◆ **YOUR TASK**:
Repeat the records below exactly as they appear.

◆ **RECORDS FOR THIS TASK**:
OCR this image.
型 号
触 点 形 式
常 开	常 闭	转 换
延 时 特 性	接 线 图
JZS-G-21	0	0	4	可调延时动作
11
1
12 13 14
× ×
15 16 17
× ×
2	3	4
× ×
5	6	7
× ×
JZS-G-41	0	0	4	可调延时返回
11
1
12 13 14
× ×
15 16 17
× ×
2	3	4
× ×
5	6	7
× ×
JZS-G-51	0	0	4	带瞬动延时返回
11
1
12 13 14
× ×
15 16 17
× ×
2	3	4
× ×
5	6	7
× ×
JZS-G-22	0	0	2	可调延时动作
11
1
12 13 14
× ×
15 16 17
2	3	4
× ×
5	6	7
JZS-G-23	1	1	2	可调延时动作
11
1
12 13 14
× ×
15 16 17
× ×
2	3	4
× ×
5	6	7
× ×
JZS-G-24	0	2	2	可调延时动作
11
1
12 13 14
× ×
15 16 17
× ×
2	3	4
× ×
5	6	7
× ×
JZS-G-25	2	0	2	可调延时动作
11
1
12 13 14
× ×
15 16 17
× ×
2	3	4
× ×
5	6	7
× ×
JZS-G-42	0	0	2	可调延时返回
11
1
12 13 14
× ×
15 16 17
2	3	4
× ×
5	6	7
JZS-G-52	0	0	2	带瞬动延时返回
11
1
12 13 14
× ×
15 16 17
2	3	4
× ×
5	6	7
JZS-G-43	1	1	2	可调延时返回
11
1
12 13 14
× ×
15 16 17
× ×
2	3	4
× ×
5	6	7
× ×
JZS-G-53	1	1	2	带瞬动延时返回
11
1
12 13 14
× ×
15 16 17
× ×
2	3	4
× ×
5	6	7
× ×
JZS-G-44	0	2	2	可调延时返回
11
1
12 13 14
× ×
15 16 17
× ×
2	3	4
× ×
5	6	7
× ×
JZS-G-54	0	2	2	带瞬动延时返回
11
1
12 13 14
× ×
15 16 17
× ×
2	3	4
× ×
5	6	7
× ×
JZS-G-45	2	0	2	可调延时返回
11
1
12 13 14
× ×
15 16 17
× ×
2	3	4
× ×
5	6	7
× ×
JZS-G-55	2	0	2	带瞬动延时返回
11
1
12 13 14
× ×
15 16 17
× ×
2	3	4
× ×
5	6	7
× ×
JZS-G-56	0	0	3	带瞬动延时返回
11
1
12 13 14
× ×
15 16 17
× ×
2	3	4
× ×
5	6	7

◆ **WRITTEN RESPONSE**:
OCR this image.
型 号
触 点 形 式
常 开	常 闭	转 换
延 时 特 性	接 线 图
JZS-G-21	0	0	4	可调延时动作
11
1
12 13 14
× ×
15 16 17
× ×
2	3	4
× ×
5	6	7
× ×
JZS-G-41	0	0	4	可调延时返回
11
1
12 13 14
× ×
15 16 17
× ×
2	3	4
× ×
5	6	7
× ×
JZS-G-51	0	0	4	带瞬动延时返回
11
1
12 13 14
× ×
15 16 17
× ×
2	3	4
× ×
5	6	7
× ×
JZS-G-22	0	0	2	可调延时动作
11
1
12 13 14
× ×
15 16 17
2	3	4
× ×
5	6	7
JZS-G-23	1	1	2	可调延时动作
11
1
12 13 14
× ×
15 16 17
× ×
2	3	4
× ×
5	6	7
× ×
JZS-G-24	0	2	2	可调延时动作
11
1
12 13 14
× ×
15 16 17
× ×
2	3	4
× ×
5	6	7
× ×
JZS-G-25	2	0	2	可调延时动作
11
1
12 13 14
× ×
15 16 17
× ×
2	3	4
× ×
5	6	7
× ×
JZS-G-42	0	0	2	可调延时返回
11
1
12 13 14
× ×
15 16 17
2	3	4
× ×
5	6	7
JZS-G-52	0	0	2	带瞬动延时返回
11
1
12 13 14
× ×
15 16 17
2	3	4
× ×
5	6	7
JZS-G-43	1	1	2	可调延时返回
11
1
12 13 14
× ×
15 16 17
× ×
2	3	4
× ×
5	6	7
× ×
JZS-G-53	1	1	2	带瞬动延时返回
11
1
12 13 14
× ×
15 16 17
× ×
2	3	4
× ×
5	6	7
× ×
JZS-G-44	0	2	2	可调延时返回
11
1
12 13 14
× ×
15 16 17
× ×
2	3	4
× ×
5	6	7
× ×
JZS-G-54	0	2	2	带瞬动延时返回
11
1
12 13 14
× ×
15 16 17
× ×
2	3	4
× ×
5	6	7
× ×
JZS-G-45	2	0	2	可调延时返回
11
1
12 13 14
× ×
15 16 17
× ×
2	3	4
× ×
5	6	7
× ×
JZS-G-55	2	0	2	带瞬动延时返回
11
1
12 13 14
× ×
15 16 17
× ×
2	3	4
× ×
5	6	7
× ×
JZS-G-56	0	0	3	带瞬动延时返回
11
1
12 13 14
× ×
15 16 17
× ×
2	3	4
× ×
5	6	7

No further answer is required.